::: DATA FOR THIS TASK

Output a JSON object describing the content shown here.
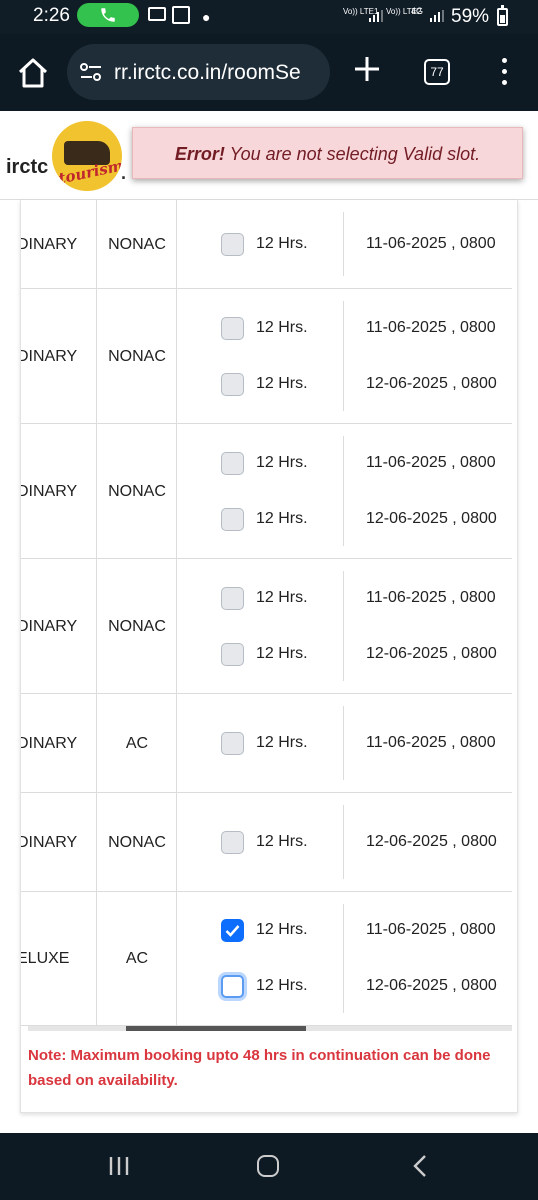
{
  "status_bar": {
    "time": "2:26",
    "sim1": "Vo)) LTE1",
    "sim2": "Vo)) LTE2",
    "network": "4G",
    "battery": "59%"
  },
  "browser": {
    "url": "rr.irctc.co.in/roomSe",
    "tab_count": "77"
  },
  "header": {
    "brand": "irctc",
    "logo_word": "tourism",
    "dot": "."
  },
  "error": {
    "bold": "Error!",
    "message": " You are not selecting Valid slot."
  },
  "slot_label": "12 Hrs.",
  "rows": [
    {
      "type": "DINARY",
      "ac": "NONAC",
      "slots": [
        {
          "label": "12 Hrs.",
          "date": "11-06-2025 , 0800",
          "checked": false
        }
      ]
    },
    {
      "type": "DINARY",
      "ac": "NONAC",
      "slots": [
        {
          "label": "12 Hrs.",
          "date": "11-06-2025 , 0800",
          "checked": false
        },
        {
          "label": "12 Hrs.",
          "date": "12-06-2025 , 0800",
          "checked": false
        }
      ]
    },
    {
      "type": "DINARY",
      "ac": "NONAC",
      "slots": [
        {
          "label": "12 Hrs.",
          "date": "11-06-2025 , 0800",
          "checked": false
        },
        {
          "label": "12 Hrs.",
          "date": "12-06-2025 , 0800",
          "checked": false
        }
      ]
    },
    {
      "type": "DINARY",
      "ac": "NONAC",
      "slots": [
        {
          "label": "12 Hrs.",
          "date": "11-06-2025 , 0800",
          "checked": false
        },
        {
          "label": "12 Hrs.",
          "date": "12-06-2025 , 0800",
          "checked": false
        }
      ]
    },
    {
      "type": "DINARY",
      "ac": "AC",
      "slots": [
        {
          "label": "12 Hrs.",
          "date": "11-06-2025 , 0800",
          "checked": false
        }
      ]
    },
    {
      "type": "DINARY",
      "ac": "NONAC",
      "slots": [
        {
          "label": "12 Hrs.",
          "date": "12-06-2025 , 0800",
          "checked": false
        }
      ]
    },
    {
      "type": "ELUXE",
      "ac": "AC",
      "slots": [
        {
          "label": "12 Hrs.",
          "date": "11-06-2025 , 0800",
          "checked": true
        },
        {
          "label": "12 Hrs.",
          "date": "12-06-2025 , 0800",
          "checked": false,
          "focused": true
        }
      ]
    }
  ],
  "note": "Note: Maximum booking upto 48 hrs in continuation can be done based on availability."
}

::::::
::: DATA FOR THIS TASK

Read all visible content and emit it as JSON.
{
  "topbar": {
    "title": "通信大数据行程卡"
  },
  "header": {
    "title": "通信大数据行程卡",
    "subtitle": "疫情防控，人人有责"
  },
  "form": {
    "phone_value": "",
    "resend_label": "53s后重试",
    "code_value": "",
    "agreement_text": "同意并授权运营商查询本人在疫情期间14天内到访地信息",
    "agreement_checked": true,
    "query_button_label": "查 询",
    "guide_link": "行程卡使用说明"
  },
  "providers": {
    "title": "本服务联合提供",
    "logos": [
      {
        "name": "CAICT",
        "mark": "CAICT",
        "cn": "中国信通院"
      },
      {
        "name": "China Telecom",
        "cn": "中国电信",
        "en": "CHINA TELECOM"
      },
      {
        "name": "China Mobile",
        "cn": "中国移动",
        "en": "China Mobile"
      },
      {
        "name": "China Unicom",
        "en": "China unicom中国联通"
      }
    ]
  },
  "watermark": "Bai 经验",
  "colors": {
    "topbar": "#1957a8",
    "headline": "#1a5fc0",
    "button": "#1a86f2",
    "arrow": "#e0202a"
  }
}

::::::

**TASK PROMPT**
Tally up the lines holding the string "true" in this listing, and report the total alone.

**ANSWER FOR THIS EXERCISE**
3